• _Set task_
The records underneath are to be repeated exactly, with the pictures left out.

• _Entries supplied_
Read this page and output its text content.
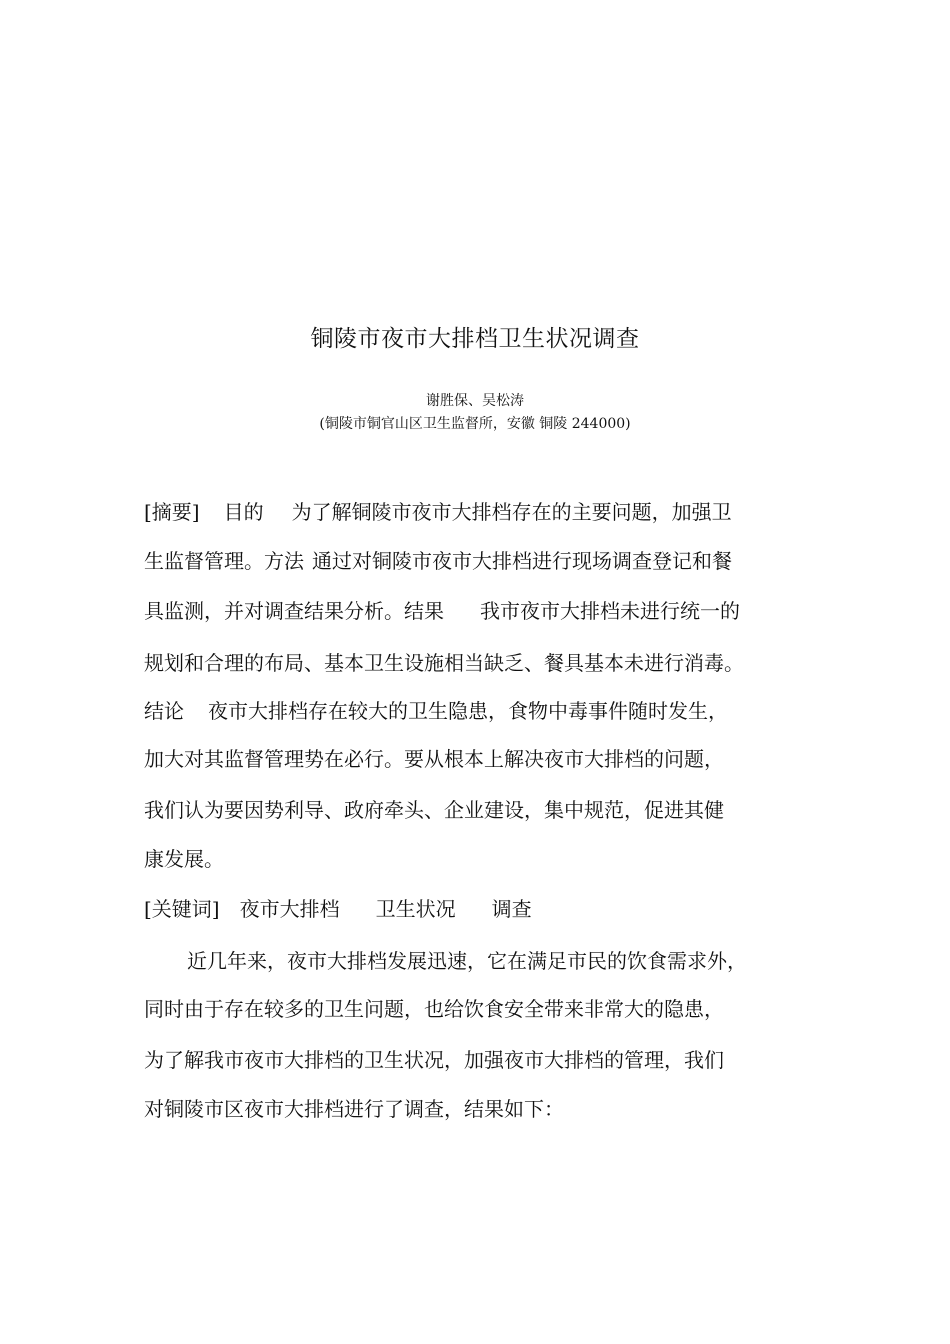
铜陵市夜市大排档卫生状况调查
谢胜保、吴松涛
(铜陵市铜官山区卫生监督所，安徽 铜陵 244000)
[摘要] 目的 为了解铜陵市夜市大排档存在的主要问题，加强卫
生监督管理。方法 通过对铜陵市夜市大排档进行现场调查登记和餐
具监测，并对调查结果分析。结果 我市夜市大排档未进行统一的
规划和合理的布局、基本卫生设施相当缺乏、餐具基本未进行消毒。
结论 夜市大排档存在较大的卫生隐患，食物中毒事件随时发生，
加大对其监督管理势在必行。要从根本上解决夜市大排档的问题，
我们认为要因势利导、政府牵头、企业建设，集中规范，促进其健
康发展。
[关键词] 夜市大排档 卫生状况 调查
近几年来，夜市大排档发展迅速，它在满足市民的饮食需求外，
同时由于存在较多的卫生问题，也给饮食安全带来非常大的隐患，
为了解我市夜市大排档的卫生状况，加强夜市大排档的管理，我们
对铜陵市区夜市大排档进行了调查，结果如下：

• _Solution_
Read this page and output its text content.
铜陵市夜市大排档卫生状况调查
谢胜保、吴松涛
(铜陵市铜官山区卫生监督所，安徽 铜陵 244000)
[摘要] 目的 为了解铜陵市夜市大排档存在的主要问题，加强卫
生监督管理。方法 通过对铜陵市夜市大排档进行现场调查登记和餐
具监测，并对调查结果分析。结果 我市夜市大排档未进行统一的
规划和合理的布局、基本卫生设施相当缺乏、餐具基本未进行消毒。
结论 夜市大排档存在较大的卫生隐患，食物中毒事件随时发生，
加大对其监督管理势在必行。要从根本上解决夜市大排档的问题，
我们认为要因势利导、政府牵头、企业建设，集中规范，促进其健
康发展。
[关键词] 夜市大排档 卫生状况 调查
近几年来，夜市大排档发展迅速，它在满足市民的饮食需求外，
同时由于存在较多的卫生问题，也给饮食安全带来非常大的隐患，
为了解我市夜市大排档的卫生状况，加强夜市大排档的管理，我们
对铜陵市区夜市大排档进行了调查，结果如下：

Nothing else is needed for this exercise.